- _Objective_
Using the listing below, extract each line that has the word "JSON" in it.
## Begin Data provided
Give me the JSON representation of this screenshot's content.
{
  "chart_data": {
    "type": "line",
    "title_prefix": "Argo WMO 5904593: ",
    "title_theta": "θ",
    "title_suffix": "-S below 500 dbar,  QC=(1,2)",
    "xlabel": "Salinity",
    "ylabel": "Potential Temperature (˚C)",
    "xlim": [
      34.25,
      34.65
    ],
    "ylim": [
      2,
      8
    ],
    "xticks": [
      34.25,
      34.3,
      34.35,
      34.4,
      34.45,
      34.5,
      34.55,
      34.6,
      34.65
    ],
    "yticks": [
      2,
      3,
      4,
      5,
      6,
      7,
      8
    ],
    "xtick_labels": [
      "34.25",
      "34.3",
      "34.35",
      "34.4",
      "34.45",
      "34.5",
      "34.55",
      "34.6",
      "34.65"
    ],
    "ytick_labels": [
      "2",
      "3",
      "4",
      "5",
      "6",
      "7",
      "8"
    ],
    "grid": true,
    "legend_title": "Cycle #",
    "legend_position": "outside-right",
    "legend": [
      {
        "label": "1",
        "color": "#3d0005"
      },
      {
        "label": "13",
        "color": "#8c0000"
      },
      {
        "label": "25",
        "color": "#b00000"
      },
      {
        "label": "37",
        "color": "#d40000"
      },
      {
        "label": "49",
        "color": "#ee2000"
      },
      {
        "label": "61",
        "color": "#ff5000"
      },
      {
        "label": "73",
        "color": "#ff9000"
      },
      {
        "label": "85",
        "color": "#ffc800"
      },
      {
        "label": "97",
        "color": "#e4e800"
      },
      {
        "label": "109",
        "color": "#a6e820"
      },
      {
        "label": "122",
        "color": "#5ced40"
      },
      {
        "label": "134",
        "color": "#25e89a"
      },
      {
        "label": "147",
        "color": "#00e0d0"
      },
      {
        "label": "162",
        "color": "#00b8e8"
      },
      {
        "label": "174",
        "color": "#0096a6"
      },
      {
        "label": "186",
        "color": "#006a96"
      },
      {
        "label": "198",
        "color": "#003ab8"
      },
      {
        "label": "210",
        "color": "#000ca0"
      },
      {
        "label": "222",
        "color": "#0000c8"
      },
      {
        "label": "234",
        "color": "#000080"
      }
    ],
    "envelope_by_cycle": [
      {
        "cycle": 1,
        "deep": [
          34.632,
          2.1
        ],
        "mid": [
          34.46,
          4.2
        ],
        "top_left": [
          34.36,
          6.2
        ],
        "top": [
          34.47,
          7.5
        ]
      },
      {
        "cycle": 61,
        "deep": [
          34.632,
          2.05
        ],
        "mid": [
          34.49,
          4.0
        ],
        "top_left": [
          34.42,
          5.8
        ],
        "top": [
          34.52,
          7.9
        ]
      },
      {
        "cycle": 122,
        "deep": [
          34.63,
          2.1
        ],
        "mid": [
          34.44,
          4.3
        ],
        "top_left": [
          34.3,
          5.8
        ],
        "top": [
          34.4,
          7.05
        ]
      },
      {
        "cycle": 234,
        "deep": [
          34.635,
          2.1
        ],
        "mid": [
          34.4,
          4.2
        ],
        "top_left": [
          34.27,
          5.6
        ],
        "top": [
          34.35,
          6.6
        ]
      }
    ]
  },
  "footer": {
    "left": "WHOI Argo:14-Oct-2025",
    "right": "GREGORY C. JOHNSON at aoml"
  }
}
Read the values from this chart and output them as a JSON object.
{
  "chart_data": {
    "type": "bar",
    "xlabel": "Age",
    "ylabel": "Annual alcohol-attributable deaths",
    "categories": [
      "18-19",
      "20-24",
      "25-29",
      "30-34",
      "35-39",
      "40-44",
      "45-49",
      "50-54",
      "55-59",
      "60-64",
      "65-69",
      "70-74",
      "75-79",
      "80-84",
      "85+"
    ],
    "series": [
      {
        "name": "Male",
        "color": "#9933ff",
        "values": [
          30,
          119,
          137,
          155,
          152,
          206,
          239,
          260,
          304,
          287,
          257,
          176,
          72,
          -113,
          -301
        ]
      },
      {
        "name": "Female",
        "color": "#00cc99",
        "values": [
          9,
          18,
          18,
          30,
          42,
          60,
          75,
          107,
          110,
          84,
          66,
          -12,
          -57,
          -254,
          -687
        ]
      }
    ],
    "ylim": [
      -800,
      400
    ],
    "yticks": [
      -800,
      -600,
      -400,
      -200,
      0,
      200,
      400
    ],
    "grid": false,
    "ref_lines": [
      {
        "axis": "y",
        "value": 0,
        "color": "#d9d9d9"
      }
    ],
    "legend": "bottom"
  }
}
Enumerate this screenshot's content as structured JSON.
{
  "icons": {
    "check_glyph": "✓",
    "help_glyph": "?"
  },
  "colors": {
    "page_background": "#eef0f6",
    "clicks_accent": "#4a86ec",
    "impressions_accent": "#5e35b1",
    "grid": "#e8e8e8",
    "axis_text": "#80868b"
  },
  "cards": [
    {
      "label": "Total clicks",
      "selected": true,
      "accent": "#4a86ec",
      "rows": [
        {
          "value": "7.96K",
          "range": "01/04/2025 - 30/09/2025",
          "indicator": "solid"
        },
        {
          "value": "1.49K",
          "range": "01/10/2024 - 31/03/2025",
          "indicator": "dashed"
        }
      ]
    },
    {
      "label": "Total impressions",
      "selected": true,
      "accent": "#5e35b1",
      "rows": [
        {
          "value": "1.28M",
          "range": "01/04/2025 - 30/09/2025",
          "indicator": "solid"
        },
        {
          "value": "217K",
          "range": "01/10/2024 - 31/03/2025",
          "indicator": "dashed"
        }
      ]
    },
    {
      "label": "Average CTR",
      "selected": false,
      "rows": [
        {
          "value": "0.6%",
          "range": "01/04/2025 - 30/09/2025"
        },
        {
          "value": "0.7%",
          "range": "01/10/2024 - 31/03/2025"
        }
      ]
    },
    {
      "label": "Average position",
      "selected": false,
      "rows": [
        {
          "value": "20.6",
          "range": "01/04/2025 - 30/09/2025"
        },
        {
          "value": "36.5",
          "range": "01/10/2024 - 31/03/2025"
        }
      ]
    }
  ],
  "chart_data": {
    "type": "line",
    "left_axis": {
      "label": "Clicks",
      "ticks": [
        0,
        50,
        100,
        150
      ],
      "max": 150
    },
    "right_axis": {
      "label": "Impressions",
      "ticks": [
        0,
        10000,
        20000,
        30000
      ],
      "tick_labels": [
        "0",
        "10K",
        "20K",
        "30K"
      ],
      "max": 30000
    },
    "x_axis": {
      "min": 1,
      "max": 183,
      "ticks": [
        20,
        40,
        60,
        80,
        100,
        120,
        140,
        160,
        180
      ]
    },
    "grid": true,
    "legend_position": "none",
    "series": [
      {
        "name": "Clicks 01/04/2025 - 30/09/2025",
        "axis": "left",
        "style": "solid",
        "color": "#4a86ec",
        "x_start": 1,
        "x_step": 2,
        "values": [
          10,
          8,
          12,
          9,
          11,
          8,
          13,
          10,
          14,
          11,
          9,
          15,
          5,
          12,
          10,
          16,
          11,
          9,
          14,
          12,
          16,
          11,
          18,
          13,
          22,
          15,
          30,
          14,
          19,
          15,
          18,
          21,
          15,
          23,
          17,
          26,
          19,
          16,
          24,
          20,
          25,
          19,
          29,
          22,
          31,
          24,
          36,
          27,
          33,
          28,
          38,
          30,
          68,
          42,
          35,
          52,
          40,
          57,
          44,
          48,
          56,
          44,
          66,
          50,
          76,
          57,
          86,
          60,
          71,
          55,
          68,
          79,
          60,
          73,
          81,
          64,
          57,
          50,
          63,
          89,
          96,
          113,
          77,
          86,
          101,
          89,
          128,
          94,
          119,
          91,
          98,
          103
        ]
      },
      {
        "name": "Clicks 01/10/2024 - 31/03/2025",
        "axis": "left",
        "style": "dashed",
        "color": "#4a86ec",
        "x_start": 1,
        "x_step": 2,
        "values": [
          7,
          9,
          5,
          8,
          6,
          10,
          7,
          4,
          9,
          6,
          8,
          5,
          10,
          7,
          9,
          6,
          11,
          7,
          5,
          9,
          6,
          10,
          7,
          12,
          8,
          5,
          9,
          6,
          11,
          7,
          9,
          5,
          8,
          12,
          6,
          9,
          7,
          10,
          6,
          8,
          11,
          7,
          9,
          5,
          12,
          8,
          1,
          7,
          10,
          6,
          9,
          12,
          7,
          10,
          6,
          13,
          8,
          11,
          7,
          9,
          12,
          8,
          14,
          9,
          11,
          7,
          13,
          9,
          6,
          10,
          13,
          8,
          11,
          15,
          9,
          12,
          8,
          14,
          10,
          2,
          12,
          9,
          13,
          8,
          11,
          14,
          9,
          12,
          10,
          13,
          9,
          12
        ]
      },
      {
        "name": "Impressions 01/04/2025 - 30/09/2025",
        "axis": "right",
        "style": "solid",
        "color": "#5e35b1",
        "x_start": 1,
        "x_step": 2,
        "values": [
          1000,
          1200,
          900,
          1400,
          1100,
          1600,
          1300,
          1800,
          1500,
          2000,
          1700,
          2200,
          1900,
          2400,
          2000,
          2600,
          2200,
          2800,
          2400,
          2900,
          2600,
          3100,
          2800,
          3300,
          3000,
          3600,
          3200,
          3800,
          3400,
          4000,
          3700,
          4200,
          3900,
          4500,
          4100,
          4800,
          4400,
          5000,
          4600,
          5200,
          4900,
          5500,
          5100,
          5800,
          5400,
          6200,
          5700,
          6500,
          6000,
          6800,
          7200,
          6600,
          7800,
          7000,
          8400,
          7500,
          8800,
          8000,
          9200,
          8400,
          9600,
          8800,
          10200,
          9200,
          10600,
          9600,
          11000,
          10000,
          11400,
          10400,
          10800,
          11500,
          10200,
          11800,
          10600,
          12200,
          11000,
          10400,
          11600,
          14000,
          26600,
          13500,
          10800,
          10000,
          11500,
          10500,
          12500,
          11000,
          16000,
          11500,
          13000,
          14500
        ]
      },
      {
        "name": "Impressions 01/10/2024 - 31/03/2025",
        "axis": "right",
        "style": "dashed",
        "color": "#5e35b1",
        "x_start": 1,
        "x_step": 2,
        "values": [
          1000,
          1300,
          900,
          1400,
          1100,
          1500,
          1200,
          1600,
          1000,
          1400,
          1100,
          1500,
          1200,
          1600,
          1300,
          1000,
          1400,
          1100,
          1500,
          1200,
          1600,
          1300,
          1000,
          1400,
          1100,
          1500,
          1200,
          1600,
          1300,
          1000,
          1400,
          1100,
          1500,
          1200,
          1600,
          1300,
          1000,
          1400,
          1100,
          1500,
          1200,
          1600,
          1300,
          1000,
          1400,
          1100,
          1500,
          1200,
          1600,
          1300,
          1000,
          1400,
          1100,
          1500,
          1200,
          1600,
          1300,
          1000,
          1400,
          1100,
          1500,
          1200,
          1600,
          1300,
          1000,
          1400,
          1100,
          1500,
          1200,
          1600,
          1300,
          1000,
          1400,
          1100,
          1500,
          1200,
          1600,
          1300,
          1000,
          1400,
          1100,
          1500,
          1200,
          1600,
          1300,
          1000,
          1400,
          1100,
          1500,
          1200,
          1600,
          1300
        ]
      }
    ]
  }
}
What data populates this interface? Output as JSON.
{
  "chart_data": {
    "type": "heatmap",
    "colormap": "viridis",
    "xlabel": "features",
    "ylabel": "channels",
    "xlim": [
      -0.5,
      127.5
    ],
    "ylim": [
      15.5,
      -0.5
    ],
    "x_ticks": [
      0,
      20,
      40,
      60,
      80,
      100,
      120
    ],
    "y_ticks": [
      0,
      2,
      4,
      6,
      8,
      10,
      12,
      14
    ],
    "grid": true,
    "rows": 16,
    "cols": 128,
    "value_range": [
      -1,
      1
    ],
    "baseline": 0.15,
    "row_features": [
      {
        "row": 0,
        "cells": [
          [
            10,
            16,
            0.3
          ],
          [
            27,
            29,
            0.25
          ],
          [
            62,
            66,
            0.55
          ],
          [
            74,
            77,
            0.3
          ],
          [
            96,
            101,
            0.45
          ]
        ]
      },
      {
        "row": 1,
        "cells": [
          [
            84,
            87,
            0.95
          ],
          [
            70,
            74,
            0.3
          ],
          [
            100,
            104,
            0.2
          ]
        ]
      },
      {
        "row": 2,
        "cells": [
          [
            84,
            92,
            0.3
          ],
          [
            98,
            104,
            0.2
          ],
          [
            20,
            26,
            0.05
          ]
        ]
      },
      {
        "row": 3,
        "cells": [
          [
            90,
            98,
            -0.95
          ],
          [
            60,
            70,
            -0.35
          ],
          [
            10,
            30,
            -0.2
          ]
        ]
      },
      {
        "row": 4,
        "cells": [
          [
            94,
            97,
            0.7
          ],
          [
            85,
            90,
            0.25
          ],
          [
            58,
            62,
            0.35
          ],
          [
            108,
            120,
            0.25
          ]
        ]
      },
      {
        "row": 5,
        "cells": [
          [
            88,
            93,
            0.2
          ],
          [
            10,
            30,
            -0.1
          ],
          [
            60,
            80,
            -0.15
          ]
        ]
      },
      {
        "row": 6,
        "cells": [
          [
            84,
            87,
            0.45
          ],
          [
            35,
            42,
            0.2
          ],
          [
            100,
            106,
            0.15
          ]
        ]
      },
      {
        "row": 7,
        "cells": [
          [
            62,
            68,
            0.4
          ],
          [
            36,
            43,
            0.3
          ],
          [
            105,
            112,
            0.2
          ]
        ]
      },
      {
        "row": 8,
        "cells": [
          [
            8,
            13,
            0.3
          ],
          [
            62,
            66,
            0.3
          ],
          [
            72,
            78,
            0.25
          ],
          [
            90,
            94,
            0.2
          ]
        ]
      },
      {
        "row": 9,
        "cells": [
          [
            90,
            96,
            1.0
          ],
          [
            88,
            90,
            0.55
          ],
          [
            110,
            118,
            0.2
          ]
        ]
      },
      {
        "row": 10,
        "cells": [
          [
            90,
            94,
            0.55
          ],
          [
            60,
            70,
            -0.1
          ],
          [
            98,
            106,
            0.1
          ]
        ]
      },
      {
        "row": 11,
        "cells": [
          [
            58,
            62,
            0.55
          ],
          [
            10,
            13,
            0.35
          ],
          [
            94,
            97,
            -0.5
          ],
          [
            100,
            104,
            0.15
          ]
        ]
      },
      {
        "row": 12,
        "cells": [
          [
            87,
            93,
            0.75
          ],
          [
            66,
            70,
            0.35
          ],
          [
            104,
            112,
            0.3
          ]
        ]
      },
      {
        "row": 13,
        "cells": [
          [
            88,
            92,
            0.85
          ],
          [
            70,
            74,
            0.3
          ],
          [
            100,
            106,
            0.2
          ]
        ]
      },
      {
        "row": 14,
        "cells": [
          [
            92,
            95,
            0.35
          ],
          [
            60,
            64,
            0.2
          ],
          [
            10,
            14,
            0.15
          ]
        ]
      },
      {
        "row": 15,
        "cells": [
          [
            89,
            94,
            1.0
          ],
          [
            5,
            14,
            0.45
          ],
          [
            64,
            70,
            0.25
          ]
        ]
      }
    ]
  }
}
## End Data provided
- _Response for this exercise_
Give me the JSON representation of this screenshot's content.
Read the values from this chart and output them as a JSON object.
Enumerate this screenshot's content as structured JSON.
What data populates this interface? Output as JSON.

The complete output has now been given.